WHAT TO DO => Search the records that follow and extract every line containing the string "الكبير".

# start of EXTRACTED RECORDS

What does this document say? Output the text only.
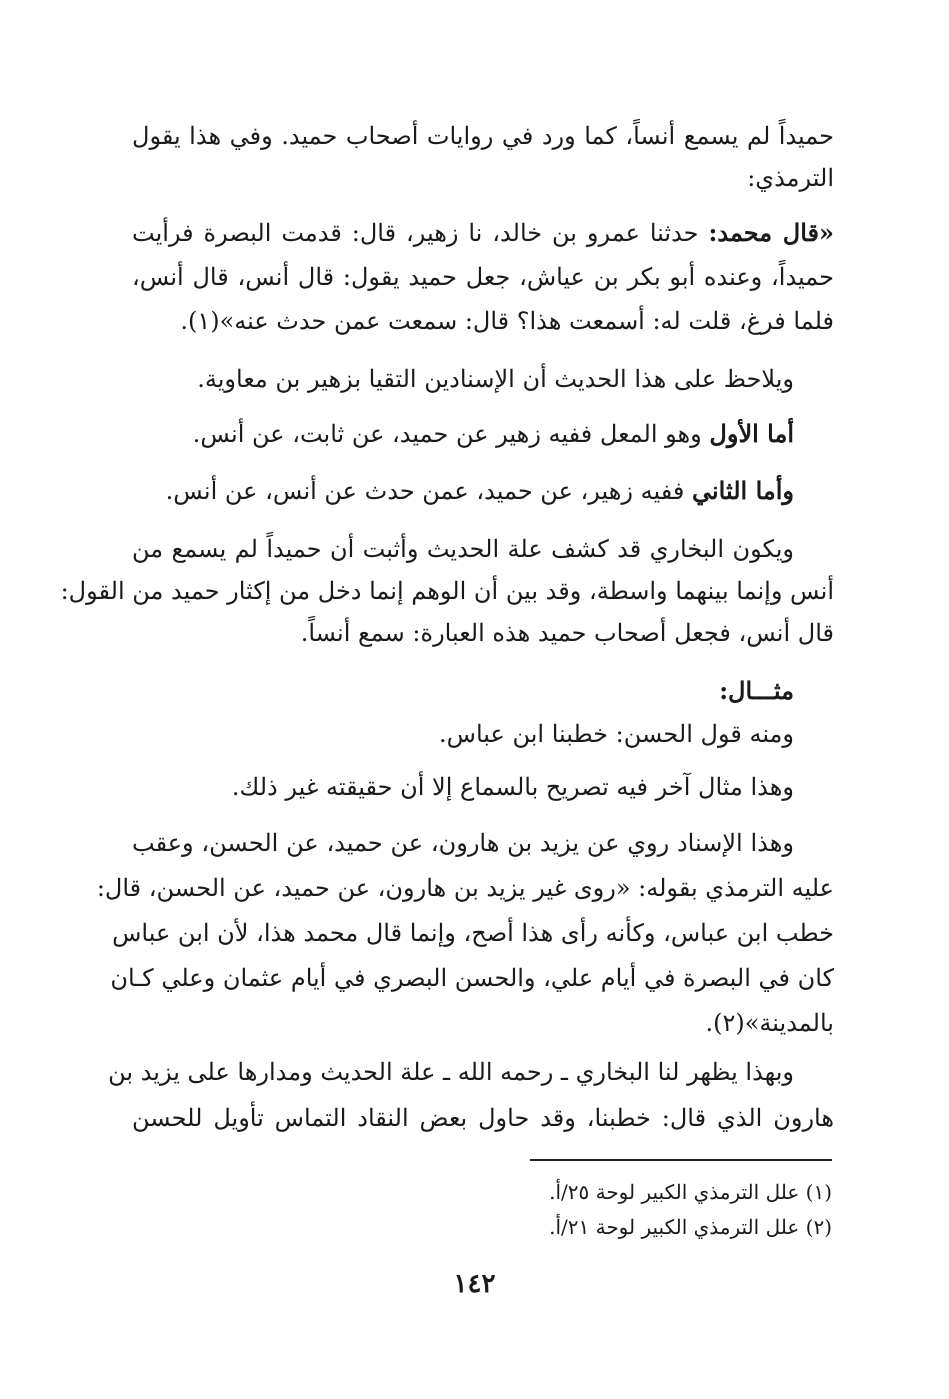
حميداً لم يسمع أنساً، كما ورد في روايات أصحاب حميد. وفي هذا يقول
الترمذي:
«قال محمد: حدثنا عمرو بن خالد، نا زهير، قال: قدمت البصرة فرأيت
حميداً، وعنده أبو بكر بن عياش، جعل حميد يقول: قال أنس، قال أنس،
فلما فرغ، قلت له: أسمعت هذا؟ قال: سمعت عمن حدث عنه»(١).
ويلاحظ على هذا الحديث أن الإسنادين التقيا بزهير بن معاوية.
أما الأول وهو المعل ففيه زهير عن حميد، عن ثابت، عن أنس.
وأما الثاني ففيه زهير، عن حميد، عمن حدث عن أنس، عن أنس.
ويكون البخاري قد كشف علة الحديث وأثبت أن حميداً لم يسمع من
أنس وإنما بينهما واسطة، وقد بين أن الوهم إنما دخل من إكثار حميد من القول:
قال أنس، فجعل أصحاب حميد هذه العبارة: سمع أنساً.
مثـــال:
ومنه قول الحسن: خطبنا ابن عباس.
وهذا مثال آخر فيه تصريح بالسماع إلا أن حقيقته غير ذلك.
وهذا الإسناد روي عن يزيد بن هارون، عن حميد، عن الحسن، وعقب
عليه الترمذي بقوله: «روى غير يزيد بن هارون، عن حميد، عن الحسن، قال:
خطب ابن عباس، وكأنه رأى هذا أصح، وإنما قال محمد هذا، لأن ابن عباس
كان في البصرة في أيام علي، والحسن البصري في أيام عثمان وعلي كـان
بالمدينة»(٢).
وبهذا يظهر لنا البخاري ـ رحمه الله ـ علة الحديث ومدارها على يزيد بن
هارون الذي قال: خطبنا، وقد حاول بعض النقاد التماس تأويل للحسن
(١) علل الترمذي الكبير لوحة ٢٥/أ.
(٢) علل الترمذي الكبير لوحة ٢١/أ.
١٤٢
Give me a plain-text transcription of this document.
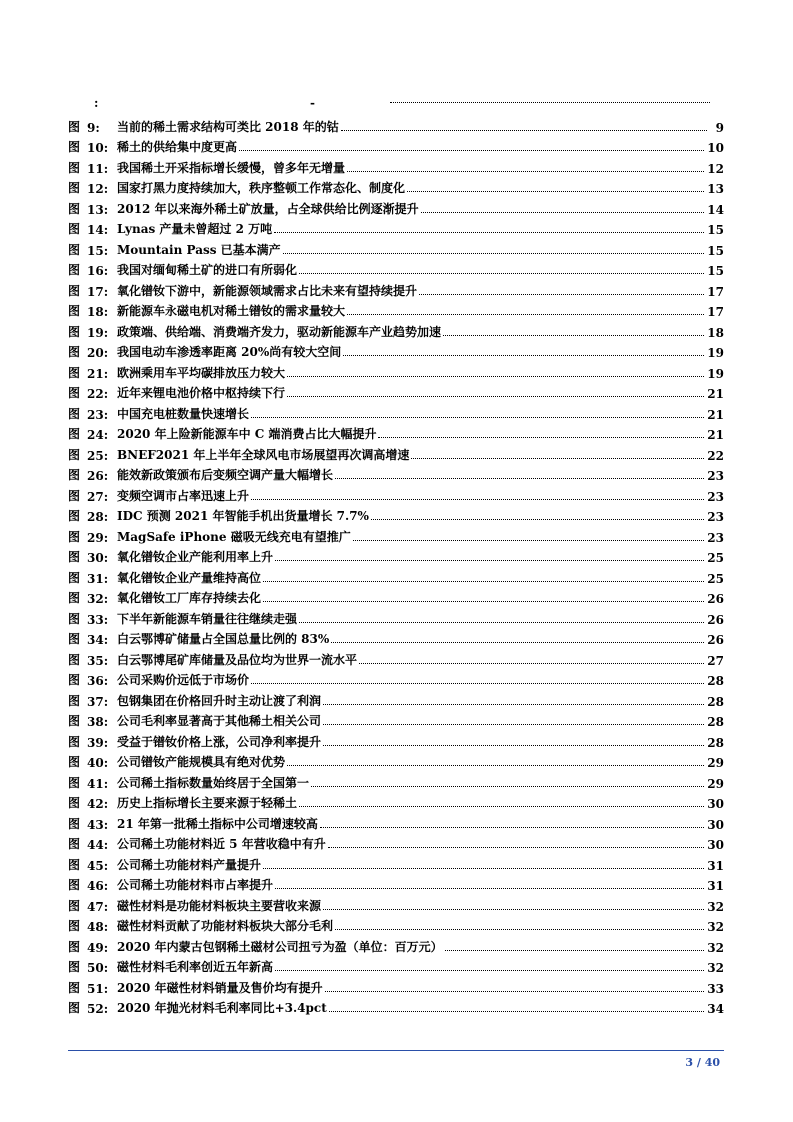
:	-
图 9:	当前的稀土需求结构可类比 2018 年的钴	9
图 10: 稀土的供给集中度更高	10
图 11: 我国稀土开采指标增长缓慢，曾多年无增量	12
图 12: 国家打黑力度持续加大，秩序整顿工作常态化、制度化	13
图 13: 2012 年以来海外稀土矿放量，占全球供给比例逐渐提升	14
图 14: Lynas 产量未曾超过 2 万吨	15
图 15: Mountain Pass 已基本满产	15
图 16: 我国对缅甸稀土矿的进口有所弱化	15
图 17: 氧化镨钕下游中，新能源领域需求占比未来有望持续提升	17
图 18: 新能源车永磁电机对稀土镨钕的需求量较大	17
图 19: 政策端、供给端、消费端齐发力，驱动新能源车产业趋势加速	18
图 20: 我国电动车渗透率距离 20%尚有较大空间	19
图 21: 欧洲乘用车平均碳排放压力较大	19
图 22: 近年来锂电池价格中枢持续下行	21
图 23: 中国充电桩数量快速增长	21
图 24: 2020 年上险新能源车中 C 端消费占比大幅提升	21
图 25: BNEF2021 年上半年全球风电市场展望再次调高增速	22
图 26: 能效新政策颁布后变频空调产量大幅增长	23
图 27: 变频空调市占率迅速上升	23
图 28: IDC 预测 2021 年智能手机出货量增长 7.7%	23
图 29: MagSafe iPhone 磁吸无线充电有望推广	23
图 30: 氧化镨钕企业产能利用率上升	25
图 31: 氧化镨钕企业产量维持高位	25
图 32: 氧化镨钕工厂库存持续去化	26
图 33: 下半年新能源车销量往往继续走强	26
图 34: 白云鄂博矿储量占全国总量比例的 83%	26
图 35: 白云鄂博尾矿库储量及品位均为世界一流水平	27
图 36: 公司采购价远低于市场价	28
图 37: 包钢集团在价格回升时主动让渡了利润	28
图 38: 公司毛利率显著高于其他稀土相关公司	28
图 39: 受益于镨钕价格上涨，公司净利率提升	28
图 40: 公司镨钕产能规模具有绝对优势	29
图 41: 公司稀土指标数量始终居于全国第一	29
图 42: 历史上指标增长主要来源于轻稀土	30
图 43: 21 年第一批稀土指标中公司增速较高	30
图 44: 公司稀土功能材料近 5 年营收稳中有升	30
图 45: 公司稀土功能材料产量提升	31
图 46: 公司稀土功能材料市占率提升	31
图 47: 磁性材料是功能材料板块主要营收来源	32
图 48: 磁性材料贡献了功能材料板块大部分毛利	32
图 49: 2020 年内蒙古包钢稀土磁材公司扭亏为盈（单位：百万元）	32
图 50: 磁性材料毛利率创近五年新高	32
图 51: 2020 年磁性材料销量及售价均有提升	33
图 52: 2020 年抛光材料毛利率同比+3.4pct	34
3 / 40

# end of EXTRACTED RECORDS

TASK RESULT =>
(١) علل الترمذي الكبير لوحة ٢٥/أ.
(٢) علل الترمذي الكبير لوحة ٢١/أ.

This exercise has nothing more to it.